• [Aim of the task]: Would you quote the material below in full and unchanged?

==== Given information ====

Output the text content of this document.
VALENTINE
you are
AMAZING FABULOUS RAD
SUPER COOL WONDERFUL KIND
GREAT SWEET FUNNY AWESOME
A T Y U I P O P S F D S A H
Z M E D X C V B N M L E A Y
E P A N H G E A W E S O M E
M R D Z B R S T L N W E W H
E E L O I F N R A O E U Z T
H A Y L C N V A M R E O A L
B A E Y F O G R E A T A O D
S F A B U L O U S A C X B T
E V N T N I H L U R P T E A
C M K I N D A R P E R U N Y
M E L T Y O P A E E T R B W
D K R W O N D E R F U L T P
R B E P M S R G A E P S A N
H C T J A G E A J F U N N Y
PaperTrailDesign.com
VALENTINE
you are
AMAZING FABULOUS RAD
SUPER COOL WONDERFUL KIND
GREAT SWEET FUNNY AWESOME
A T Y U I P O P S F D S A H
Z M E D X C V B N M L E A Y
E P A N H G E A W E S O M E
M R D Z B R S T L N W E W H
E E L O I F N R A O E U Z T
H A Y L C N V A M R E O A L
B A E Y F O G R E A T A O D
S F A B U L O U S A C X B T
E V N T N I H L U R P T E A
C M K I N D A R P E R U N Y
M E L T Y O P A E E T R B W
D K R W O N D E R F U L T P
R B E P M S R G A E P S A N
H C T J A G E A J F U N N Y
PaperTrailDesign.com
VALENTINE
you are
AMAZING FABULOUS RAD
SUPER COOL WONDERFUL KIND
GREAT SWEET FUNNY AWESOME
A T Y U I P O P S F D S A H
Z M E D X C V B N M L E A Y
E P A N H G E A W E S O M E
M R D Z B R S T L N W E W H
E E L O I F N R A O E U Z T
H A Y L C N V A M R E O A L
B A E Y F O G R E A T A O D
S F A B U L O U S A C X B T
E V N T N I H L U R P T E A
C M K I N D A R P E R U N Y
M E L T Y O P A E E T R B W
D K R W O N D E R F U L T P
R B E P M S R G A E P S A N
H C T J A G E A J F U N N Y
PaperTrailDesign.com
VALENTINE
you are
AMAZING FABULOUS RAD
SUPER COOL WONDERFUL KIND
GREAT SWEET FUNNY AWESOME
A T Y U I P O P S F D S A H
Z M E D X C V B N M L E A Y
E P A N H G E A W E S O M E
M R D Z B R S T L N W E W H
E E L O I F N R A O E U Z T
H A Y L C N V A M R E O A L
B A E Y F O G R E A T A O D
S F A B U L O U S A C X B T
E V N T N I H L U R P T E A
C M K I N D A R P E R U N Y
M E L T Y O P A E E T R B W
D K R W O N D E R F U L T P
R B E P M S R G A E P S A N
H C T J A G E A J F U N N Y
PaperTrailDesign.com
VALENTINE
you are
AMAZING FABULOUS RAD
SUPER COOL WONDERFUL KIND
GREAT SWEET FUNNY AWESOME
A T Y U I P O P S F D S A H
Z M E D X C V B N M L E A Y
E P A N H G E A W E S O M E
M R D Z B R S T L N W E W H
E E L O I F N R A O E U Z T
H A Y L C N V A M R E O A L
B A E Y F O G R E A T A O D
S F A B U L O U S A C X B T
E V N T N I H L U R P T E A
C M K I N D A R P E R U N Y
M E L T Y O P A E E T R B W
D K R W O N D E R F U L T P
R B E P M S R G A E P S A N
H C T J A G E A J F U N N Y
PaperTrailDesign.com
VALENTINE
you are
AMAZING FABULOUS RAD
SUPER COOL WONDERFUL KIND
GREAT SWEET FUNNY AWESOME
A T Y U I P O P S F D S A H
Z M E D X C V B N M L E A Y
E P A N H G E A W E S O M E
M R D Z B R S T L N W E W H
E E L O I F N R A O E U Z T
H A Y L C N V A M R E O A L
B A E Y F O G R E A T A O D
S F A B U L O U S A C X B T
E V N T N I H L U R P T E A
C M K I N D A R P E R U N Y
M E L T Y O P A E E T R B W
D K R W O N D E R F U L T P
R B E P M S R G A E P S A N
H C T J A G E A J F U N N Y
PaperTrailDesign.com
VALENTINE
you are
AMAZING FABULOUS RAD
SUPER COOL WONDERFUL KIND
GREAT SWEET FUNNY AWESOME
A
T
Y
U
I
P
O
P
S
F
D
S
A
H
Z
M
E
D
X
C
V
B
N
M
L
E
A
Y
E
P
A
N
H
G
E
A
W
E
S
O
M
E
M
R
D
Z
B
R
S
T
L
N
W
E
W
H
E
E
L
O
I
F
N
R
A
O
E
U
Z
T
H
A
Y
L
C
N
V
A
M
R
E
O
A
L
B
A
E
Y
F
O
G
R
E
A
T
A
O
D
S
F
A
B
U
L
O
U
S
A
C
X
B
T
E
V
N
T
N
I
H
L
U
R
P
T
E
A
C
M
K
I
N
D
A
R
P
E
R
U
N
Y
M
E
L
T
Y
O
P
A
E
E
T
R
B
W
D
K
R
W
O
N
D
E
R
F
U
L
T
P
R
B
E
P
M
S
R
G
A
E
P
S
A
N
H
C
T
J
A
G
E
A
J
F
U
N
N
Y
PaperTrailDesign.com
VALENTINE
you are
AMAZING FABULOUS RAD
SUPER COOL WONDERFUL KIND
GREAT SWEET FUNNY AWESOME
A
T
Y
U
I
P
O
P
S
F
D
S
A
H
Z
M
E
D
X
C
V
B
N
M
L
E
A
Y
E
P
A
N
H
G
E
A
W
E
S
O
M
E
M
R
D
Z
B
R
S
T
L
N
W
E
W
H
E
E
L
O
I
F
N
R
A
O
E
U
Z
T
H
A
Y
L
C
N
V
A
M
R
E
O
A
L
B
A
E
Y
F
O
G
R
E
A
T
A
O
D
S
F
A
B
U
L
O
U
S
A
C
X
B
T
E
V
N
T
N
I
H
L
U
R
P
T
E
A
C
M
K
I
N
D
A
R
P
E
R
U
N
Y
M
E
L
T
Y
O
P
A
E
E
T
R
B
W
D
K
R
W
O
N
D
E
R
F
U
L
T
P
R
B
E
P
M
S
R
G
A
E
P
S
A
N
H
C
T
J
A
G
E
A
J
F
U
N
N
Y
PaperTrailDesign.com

====

• [Expected output]:
Output the text content of this document.
VALENTINE
you are
AMAZING FABULOUS RAD
SUPER COOL WONDERFUL KIND
GREAT SWEET FUNNY AWESOME
A T Y U I P O P S F D S A H
Z M E D X C V B N M L E A Y
E P A N H G E A W E S O M E
M R D Z B R S T L N W E W H
E E L O I F N R A O E U Z T
H A Y L C N V A M R E O A L
B A E Y F O G R E A T A O D
S F A B U L O U S A C X B T
E V N T N I H L U R P T E A
C M K I N D A R P E R U N Y
M E L T Y O P A E E T R B W
D K R W O N D E R F U L T P
R B E P M S R G A E P S A N
H C T J A G E A J F U N N Y
PaperTrailDesign.com
VALENTINE
you are
AMAZING FABULOUS RAD
SUPER COOL WONDERFUL KIND
GREAT SWEET FUNNY AWESOME
A T Y U I P O P S F D S A H
Z M E D X C V B N M L E A Y
E P A N H G E A W E S O M E
M R D Z B R S T L N W E W H
E E L O I F N R A O E U Z T
H A Y L C N V A M R E O A L
B A E Y F O G R E A T A O D
S F A B U L O U S A C X B T
E V N T N I H L U R P T E A
C M K I N D A R P E R U N Y
M E L T Y O P A E E T R B W
D K R W O N D E R F U L T P
R B E P M S R G A E P S A N
H C T J A G E A J F U N N Y
PaperTrailDesign.com
VALENTINE
you are
AMAZING FABULOUS RAD
SUPER COOL WONDERFUL KIND
GREAT SWEET FUNNY AWESOME
A T Y U I P O P S F D S A H
Z M E D X C V B N M L E A Y
E P A N H G E A W E S O M E
M R D Z B R S T L N W E W H
E E L O I F N R A O E U Z T
H A Y L C N V A M R E O A L
B A E Y F O G R E A T A O D
S F A B U L O U S A C X B T
E V N T N I H L U R P T E A
C M K I N D A R P E R U N Y
M E L T Y O P A E E T R B W
D K R W O N D E R F U L T P
R B E P M S R G A E P S A N
H C T J A G E A J F U N N Y
PaperTrailDesign.com
VALENTINE
you are
AMAZING FABULOUS RAD
SUPER COOL WONDERFUL KIND
GREAT SWEET FUNNY AWESOME
A T Y U I P O P S F D S A H
Z M E D X C V B N M L E A Y
E P A N H G E A W E S O M E
M R D Z B R S T L N W E W H
E E L O I F N R A O E U Z T
H A Y L C N V A M R E O A L
B A E Y F O G R E A T A O D
S F A B U L O U S A C X B T
E V N T N I H L U R P T E A
C M K I N D A R P E R U N Y
M E L T Y O P A E E T R B W
D K R W O N D E R F U L T P
R B E P M S R G A E P S A N
H C T J A G E A J F U N N Y
PaperTrailDesign.com
VALENTINE
you are
AMAZING FABULOUS RAD
SUPER COOL WONDERFUL KIND
GREAT SWEET FUNNY AWESOME
A T Y U I P O P S F D S A H
Z M E D X C V B N M L E A Y
E P A N H G E A W E S O M E
M R D Z B R S T L N W E W H
E E L O I F N R A O E U Z T
H A Y L C N V A M R E O A L
B A E Y F O G R E A T A O D
S F A B U L O U S A C X B T
E V N T N I H L U R P T E A
C M K I N D A R P E R U N Y
M E L T Y O P A E E T R B W
D K R W O N D E R F U L T P
R B E P M S R G A E P S A N
H C T J A G E A J F U N N Y
PaperTrailDesign.com
VALENTINE
you are
AMAZING FABULOUS RAD
SUPER COOL WONDERFUL KIND
GREAT SWEET FUNNY AWESOME
A T Y U I P O P S F D S A H
Z M E D X C V B N M L E A Y
E P A N H G E A W E S O M E
M R D Z B R S T L N W E W H
E E L O I F N R A O E U Z T
H A Y L C N V A M R E O A L
B A E Y F O G R E A T A O D
S F A B U L O U S A C X B T
E V N T N I H L U R P T E A
C M K I N D A R P E R U N Y
M E L T Y O P A E E T R B W
D K R W O N D E R F U L T P
R B E P M S R G A E P S A N
H C T J A G E A J F U N N Y
PaperTrailDesign.com
VALENTINE
you are
AMAZING FABULOUS RAD
SUPER COOL WONDERFUL KIND
GREAT SWEET FUNNY AWESOME
A
T
Y
U
I
P
O
P
S
F
D
S
A
H
Z
M
E
D
X
C
V
B
N
M
L
E
A
Y
E
P
A
N
H
G
E
A
W
E
S
O
M
E
M
R
D
Z
B
R
S
T
L
N
W
E
W
H
E
E
L
O
I
F
N
R
A
O
E
U
Z
T
H
A
Y
L
C
N
V
A
M
R
E
O
A
L
B
A
E
Y
F
O
G
R
E
A
T
A
O
D
S
F
A
B
U
L
O
U
S
A
C
X
B
T
E
V
N
T
N
I
H
L
U
R
P
T
E
A
C
M
K
I
N
D
A
R
P
E
R
U
N
Y
M
E
L
T
Y
O
P
A
E
E
T
R
B
W
D
K
R
W
O
N
D
E
R
F
U
L
T
P
R
B
E
P
M
S
R
G
A
E
P
S
A
N
H
C
T
J
A
G
E
A
J
F
U
N
N
Y
PaperTrailDesign.com
VALENTINE
you are
AMAZING FABULOUS RAD
SUPER COOL WONDERFUL KIND
GREAT SWEET FUNNY AWESOME
A
T
Y
U
I
P
O
P
S
F
D
S
A
H
Z
M
E
D
X
C
V
B
N
M
L
E
A
Y
E
P
A
N
H
G
E
A
W
E
S
O
M
E
M
R
D
Z
B
R
S
T
L
N
W
E
W
H
E
E
L
O
I
F
N
R
A
O
E
U
Z
T
H
A
Y
L
C
N
V
A
M
R
E
O
A
L
B
A
E
Y
F
O
G
R
E
A
T
A
O
D
S
F
A
B
U
L
O
U
S
A
C
X
B
T
E
V
N
T
N
I
H
L
U
R
P
T
E
A
C
M
K
I
N
D
A
R
P
E
R
U
N
Y
M
E
L
T
Y
O
P
A
E
E
T
R
B
W
D
K
R
W
O
N
D
E
R
F
U
L
T
P
R
B
E
P
M
S
R
G
A
E
P
S
A
N
H
C
T
J
A
G
E
A
J
F
U
N
N
Y
PaperTrailDesign.com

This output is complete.